TEXTO DE ORIGEM |
8 de Outubro de 2012 / às 01:08 / em 5 anos

Com Serra e Haddad, PSDB e PT reeditam duelo nacional em São Paulo

SÃO PAULO, 7 Out (Reuters) - O tucano José Serra e o petista Fernando Haddad farão o segundo turno da eleição municipal em São Paulo e usaram suas primeiras declarações após a primeira rodada de votação para ressaltar seus principais aliados, o governador paulista Geraldo Alckmin e a presidente Dilma Rousseff.

Candidato do PSDB à prefeitura de São Paulo, José Serra, abraça menino após registrar seu voto. 07/10/2012 REUTERS/Paulo Whitaker

Com a apuração praticamente encerrada, Serra venceu o primeiro turno com 30,8 por cento dos votos válidos, enquanto Haddad teve 29 por cento, segundo dados da Justiça Eleitoral.

Primeiro a falar após a confirmação de um segundo turno entre PT e PSDB, partidos que protagonizam o principal antagonismo na político no Brasil nas últimas duas décadas e que repetem esse cenário na capital paulista, Haddad agradeceu Dilma e o ex-presidente Luiz Inácio Lula da Silva, principal fiador de sua candidatura.

“É evidente que há algumas lideranças que eu preciso agradecer muito particularmente. Eu recebi dois telefonemas que me emocionaram, da presidenta Dilma e do presidente Lula”, disse ele em entrevista coletiva, em que também fez um gesto aos adversários derrotados neste domingo e deu o tom do discurso a nova fase da campanha.

“Entendo que há um clima na cidade de São Paulo, que foi representada pelas candidaturas todas, e que é um sentimento comum em muitas das candidaturas de que a cidade vive um mudança importante no próximo período.”

Haddad, que disputa sua primeira eleição, teve em Lula o principal fiador de sua candidatura. Lula inclusive liderou as costuras dentro do PT para que seu ex-ministro da Educação saísse candidato.

EXERCÍCIOS |
- A) Liste todas as pessoas que aparecem na notícia com nome e sobrenome.
- B) Reescreva o trecho da notícia que começa com as palavras "Com a apuração" e termina com "Silva, principal fiador de sua candidatura.", trocando "apuração" por "contagem".

DADOS PARA ANÁLISE |
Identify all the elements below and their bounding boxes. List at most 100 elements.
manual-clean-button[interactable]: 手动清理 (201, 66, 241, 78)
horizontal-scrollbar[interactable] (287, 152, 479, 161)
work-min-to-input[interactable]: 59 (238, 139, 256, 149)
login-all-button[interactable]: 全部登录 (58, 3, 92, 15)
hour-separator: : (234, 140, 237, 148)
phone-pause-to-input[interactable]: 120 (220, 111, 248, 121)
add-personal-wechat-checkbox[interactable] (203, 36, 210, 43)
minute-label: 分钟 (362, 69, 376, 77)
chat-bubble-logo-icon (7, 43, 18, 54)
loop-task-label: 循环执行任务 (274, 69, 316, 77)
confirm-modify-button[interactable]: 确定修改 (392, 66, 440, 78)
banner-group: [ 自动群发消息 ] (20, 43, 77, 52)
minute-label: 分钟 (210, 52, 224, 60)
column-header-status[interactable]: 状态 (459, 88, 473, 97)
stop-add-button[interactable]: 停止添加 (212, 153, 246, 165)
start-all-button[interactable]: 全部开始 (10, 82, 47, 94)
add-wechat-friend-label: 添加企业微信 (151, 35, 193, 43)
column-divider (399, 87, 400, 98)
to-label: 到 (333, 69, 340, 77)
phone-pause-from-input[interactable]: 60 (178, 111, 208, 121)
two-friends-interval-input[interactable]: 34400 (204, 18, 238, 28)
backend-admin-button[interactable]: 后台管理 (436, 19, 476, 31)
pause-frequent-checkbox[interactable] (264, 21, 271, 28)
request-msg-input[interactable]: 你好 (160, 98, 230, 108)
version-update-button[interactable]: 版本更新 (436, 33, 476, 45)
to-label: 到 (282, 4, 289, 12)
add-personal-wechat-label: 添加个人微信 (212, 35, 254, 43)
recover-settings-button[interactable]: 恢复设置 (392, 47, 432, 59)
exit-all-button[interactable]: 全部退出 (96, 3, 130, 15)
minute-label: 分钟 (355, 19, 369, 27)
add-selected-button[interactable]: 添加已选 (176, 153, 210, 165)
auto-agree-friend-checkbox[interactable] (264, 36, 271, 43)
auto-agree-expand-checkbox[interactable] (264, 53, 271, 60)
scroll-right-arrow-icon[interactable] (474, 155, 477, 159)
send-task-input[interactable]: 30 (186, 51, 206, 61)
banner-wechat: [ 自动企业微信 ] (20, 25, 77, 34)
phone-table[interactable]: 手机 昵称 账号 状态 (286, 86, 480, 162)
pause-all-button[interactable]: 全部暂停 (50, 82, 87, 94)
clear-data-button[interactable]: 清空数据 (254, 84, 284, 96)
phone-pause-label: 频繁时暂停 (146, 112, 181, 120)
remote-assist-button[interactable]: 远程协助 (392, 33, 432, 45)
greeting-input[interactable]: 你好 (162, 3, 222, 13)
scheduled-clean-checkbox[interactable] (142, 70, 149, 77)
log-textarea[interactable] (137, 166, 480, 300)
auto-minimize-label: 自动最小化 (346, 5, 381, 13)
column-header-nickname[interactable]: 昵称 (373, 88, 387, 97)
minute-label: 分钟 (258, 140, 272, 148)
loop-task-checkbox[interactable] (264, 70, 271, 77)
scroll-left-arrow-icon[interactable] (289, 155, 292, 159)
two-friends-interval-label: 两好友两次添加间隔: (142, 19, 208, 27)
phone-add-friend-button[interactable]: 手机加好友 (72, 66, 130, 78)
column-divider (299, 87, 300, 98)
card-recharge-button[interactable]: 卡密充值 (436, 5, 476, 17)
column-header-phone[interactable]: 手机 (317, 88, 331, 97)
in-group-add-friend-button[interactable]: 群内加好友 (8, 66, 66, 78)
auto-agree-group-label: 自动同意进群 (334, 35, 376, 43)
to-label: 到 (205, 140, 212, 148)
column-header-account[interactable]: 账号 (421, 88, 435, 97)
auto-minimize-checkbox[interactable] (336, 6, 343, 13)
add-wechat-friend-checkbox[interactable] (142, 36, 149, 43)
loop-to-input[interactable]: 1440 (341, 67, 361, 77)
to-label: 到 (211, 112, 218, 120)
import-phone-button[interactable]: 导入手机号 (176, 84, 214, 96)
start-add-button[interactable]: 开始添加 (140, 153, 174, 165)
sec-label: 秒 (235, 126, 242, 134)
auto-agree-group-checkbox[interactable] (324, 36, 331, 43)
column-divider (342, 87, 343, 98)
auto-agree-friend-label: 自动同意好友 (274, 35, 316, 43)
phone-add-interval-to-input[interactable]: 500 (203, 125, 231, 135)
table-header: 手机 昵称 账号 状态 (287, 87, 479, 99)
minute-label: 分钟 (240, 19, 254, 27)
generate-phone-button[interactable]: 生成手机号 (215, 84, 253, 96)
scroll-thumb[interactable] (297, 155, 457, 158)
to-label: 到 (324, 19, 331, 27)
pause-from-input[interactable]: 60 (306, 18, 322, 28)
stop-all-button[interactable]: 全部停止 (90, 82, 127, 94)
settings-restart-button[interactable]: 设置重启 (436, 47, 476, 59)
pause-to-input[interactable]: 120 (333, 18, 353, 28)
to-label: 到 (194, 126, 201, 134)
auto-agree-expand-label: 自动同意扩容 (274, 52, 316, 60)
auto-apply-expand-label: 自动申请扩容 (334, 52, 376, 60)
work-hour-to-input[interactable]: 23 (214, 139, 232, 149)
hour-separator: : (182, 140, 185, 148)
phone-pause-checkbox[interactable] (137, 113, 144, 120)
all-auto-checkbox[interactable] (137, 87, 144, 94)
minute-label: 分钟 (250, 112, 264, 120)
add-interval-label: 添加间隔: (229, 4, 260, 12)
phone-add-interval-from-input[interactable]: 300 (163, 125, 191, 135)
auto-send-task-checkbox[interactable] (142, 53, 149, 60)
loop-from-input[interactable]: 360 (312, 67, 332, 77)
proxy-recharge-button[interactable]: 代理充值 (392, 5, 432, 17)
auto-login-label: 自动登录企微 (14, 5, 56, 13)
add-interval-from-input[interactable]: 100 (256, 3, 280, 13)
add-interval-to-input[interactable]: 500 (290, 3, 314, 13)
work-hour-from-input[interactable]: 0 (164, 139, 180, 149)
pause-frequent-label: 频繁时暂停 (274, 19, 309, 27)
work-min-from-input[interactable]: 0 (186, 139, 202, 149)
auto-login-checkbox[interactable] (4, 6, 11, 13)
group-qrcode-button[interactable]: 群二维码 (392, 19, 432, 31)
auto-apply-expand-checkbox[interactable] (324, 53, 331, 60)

RESPOSTAS |
- A) José Serra, Fernando Haddad, Geraldo Alckmin, Dilma Rousseff, Luiz Inácio Lula da Silva, Paulo Whitaker

- B)
Com a contagem praticamente encerrada, Serra venceu o primeiro turno com 30,8 por cento dos votos válidos, enquanto Haddad teve 29 por cento, segundo dados da Justiça Eleitoral.

Primeiro a falar após a confirmação de um segundo turno entre PT e PSDB, partidos que protagonizam o principal antagonismo na político no Brasil nas últimas duas décadas e que repetem esse cenário na capital paulista, Haddad agradeceu Dilma e o ex-presidente Luiz Inácio Lula da Silva, principal fiador de sua candidatura.